Copy each line in the data that includes the word "http".

** BEGIN Dataset rows **

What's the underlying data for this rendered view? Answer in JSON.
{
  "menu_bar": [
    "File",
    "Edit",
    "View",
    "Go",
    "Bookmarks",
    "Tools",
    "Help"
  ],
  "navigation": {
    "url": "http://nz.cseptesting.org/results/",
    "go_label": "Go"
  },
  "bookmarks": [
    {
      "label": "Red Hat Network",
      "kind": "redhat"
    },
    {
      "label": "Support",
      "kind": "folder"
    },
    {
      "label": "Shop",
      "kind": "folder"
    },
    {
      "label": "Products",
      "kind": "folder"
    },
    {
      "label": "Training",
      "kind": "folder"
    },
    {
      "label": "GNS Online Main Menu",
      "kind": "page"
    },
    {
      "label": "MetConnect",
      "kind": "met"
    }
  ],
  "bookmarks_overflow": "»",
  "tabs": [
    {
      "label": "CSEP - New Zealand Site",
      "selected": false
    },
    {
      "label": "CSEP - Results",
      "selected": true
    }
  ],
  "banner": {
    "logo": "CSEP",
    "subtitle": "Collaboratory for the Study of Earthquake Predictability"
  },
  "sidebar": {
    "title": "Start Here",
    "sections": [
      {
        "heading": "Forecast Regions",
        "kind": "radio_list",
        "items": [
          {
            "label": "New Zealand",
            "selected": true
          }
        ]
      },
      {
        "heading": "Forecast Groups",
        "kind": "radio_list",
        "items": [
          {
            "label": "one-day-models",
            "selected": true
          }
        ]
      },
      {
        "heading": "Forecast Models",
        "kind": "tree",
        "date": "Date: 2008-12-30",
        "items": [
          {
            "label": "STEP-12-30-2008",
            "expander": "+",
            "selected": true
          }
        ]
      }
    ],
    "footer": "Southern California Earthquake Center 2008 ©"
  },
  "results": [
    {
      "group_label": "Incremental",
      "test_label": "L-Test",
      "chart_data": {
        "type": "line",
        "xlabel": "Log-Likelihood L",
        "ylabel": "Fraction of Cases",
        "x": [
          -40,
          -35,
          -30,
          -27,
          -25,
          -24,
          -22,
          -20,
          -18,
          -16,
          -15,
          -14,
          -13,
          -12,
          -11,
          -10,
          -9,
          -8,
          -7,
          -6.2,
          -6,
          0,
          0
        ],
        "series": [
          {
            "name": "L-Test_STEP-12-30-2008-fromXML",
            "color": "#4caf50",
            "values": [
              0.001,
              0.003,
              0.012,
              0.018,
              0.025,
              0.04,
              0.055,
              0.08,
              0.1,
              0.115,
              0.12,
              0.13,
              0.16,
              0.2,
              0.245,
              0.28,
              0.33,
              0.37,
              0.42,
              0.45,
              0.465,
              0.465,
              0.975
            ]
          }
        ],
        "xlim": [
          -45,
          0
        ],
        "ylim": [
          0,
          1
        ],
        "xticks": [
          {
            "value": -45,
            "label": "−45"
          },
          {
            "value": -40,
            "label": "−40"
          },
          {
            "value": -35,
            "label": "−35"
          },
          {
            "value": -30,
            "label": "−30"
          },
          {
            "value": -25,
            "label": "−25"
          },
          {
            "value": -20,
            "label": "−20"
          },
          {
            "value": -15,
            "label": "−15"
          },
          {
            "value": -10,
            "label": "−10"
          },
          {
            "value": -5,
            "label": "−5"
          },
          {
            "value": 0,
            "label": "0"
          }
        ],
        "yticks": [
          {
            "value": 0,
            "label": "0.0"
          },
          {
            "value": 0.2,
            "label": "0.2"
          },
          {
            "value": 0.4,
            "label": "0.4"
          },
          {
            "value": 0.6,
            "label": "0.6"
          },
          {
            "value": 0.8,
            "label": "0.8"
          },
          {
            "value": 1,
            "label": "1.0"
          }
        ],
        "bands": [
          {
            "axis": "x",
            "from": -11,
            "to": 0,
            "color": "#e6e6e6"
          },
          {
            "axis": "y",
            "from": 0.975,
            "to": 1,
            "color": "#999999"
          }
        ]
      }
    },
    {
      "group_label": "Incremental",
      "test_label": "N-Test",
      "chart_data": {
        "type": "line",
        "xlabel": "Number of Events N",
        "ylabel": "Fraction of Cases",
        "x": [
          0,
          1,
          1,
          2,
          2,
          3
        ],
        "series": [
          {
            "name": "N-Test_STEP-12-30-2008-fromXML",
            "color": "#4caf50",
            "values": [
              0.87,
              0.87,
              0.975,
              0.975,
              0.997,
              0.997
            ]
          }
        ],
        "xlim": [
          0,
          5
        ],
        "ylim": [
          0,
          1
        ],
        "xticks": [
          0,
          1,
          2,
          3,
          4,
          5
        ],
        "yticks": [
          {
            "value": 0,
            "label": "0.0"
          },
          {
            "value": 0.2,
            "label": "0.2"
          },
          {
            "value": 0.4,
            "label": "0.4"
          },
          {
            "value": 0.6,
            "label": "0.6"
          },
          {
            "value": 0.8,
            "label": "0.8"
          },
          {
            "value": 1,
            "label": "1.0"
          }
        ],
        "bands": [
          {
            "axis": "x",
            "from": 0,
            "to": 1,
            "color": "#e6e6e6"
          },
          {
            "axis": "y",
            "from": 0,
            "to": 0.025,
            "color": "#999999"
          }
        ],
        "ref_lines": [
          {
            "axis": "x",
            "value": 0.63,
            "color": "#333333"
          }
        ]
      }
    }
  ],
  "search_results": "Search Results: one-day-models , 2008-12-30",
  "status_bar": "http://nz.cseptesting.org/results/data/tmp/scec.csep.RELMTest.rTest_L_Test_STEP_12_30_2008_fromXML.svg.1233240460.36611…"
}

** END Dataset rows **

▶ Solution for this task
    "url": "http://nz.cseptesting.org/results/",
  "status_bar": "http://nz.cseptesting.org/results/data/tmp/scec.csep.RELMTest.rTest_L_Test_STEP_12_30_2008_fromXML.svg.1233240460.36611…"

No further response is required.